- [Problem to solve]: Give the total number of lines with the word "соответствия" in them, and no other words.

[start]

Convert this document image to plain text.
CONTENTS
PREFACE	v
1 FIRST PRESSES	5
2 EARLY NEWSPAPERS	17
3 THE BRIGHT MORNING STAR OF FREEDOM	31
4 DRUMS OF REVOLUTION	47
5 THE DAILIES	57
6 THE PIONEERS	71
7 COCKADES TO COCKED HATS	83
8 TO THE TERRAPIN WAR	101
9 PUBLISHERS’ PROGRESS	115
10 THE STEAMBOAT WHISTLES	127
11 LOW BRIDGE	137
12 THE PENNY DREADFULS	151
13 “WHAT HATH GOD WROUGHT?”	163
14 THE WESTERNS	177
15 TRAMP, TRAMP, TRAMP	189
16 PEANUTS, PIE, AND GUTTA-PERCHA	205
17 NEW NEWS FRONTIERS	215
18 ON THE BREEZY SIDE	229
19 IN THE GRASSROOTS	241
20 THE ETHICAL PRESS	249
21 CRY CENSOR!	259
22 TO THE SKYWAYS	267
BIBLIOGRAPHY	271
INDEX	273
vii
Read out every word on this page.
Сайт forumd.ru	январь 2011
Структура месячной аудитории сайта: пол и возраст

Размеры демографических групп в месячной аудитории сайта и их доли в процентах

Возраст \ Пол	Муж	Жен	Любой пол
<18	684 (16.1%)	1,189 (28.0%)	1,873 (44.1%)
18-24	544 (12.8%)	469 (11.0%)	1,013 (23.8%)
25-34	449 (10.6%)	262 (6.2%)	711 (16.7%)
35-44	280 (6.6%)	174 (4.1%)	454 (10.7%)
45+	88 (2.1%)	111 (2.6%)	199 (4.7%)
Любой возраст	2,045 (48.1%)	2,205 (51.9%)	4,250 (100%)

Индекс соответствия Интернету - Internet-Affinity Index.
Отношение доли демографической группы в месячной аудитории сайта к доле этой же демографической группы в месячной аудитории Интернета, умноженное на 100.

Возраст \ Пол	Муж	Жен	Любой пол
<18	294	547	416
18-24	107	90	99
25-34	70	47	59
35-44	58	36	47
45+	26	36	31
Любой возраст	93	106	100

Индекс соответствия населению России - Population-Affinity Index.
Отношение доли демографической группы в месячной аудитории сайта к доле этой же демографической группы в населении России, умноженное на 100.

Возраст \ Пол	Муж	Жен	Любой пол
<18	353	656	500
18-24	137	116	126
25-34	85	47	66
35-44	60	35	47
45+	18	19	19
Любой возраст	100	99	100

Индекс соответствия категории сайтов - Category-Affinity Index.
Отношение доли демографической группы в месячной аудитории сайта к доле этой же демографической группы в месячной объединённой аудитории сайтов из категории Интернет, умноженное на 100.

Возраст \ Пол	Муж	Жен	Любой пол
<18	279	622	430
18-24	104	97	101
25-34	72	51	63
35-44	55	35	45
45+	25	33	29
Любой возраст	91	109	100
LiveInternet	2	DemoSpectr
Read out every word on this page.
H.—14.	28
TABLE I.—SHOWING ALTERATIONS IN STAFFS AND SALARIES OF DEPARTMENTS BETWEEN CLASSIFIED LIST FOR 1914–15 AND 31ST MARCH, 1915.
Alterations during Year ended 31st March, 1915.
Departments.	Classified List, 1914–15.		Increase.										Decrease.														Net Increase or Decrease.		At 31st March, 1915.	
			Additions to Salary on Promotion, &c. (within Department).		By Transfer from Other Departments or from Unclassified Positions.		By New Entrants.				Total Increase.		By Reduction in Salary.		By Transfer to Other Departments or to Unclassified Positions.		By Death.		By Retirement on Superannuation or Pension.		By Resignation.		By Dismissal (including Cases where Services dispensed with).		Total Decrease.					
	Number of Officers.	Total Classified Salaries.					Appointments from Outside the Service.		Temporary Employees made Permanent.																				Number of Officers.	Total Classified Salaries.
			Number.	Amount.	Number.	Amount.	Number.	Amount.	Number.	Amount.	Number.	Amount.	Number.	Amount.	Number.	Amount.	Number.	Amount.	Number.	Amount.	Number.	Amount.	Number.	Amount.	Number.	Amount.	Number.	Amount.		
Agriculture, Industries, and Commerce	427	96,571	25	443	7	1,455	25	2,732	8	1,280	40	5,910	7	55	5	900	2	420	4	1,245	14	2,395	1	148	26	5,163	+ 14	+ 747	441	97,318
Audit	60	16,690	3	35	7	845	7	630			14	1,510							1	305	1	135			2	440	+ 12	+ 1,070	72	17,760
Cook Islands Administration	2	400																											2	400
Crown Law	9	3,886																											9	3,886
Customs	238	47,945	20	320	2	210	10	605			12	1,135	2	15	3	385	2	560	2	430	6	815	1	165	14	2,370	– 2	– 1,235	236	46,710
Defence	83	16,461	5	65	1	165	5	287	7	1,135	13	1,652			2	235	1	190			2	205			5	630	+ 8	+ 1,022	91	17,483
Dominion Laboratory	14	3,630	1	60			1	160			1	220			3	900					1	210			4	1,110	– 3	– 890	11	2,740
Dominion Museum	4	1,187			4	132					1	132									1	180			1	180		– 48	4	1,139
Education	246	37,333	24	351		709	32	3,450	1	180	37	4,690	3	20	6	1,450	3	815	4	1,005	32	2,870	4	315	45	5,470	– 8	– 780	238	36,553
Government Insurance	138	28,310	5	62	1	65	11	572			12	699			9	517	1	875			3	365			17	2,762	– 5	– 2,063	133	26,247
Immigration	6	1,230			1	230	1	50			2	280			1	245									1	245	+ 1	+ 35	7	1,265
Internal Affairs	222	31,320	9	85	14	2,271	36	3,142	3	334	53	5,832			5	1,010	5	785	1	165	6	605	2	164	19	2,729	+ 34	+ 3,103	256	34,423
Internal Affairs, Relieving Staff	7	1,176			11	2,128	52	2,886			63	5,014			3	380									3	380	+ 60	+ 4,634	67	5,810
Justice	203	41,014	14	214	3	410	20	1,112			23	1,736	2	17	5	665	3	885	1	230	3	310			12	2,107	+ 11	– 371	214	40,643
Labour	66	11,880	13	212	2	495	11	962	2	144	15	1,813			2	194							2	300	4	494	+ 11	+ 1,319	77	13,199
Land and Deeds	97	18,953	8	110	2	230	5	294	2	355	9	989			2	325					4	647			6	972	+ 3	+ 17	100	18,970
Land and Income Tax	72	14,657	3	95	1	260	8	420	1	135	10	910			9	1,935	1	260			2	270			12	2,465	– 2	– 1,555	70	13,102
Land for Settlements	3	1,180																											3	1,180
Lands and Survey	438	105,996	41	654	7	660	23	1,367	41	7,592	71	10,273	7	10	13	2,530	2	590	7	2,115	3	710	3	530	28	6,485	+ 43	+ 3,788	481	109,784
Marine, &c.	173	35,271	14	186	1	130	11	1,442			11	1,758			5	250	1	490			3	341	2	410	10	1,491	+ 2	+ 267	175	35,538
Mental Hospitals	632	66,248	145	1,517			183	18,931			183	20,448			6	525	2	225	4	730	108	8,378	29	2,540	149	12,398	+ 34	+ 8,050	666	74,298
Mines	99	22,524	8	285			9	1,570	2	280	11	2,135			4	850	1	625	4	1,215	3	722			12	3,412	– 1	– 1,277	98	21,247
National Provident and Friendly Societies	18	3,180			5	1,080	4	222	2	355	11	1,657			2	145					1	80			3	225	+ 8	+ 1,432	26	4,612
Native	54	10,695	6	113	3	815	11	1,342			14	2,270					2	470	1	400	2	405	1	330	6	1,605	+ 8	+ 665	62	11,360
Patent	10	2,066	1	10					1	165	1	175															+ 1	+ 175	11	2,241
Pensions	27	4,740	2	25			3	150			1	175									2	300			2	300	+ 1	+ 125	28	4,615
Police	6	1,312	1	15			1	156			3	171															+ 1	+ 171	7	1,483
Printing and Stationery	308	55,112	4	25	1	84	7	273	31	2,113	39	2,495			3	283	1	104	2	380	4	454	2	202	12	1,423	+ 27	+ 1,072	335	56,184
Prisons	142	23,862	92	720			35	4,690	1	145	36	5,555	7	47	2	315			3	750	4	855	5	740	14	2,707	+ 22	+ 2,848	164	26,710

[end]

- [Solution for this exercise]: 3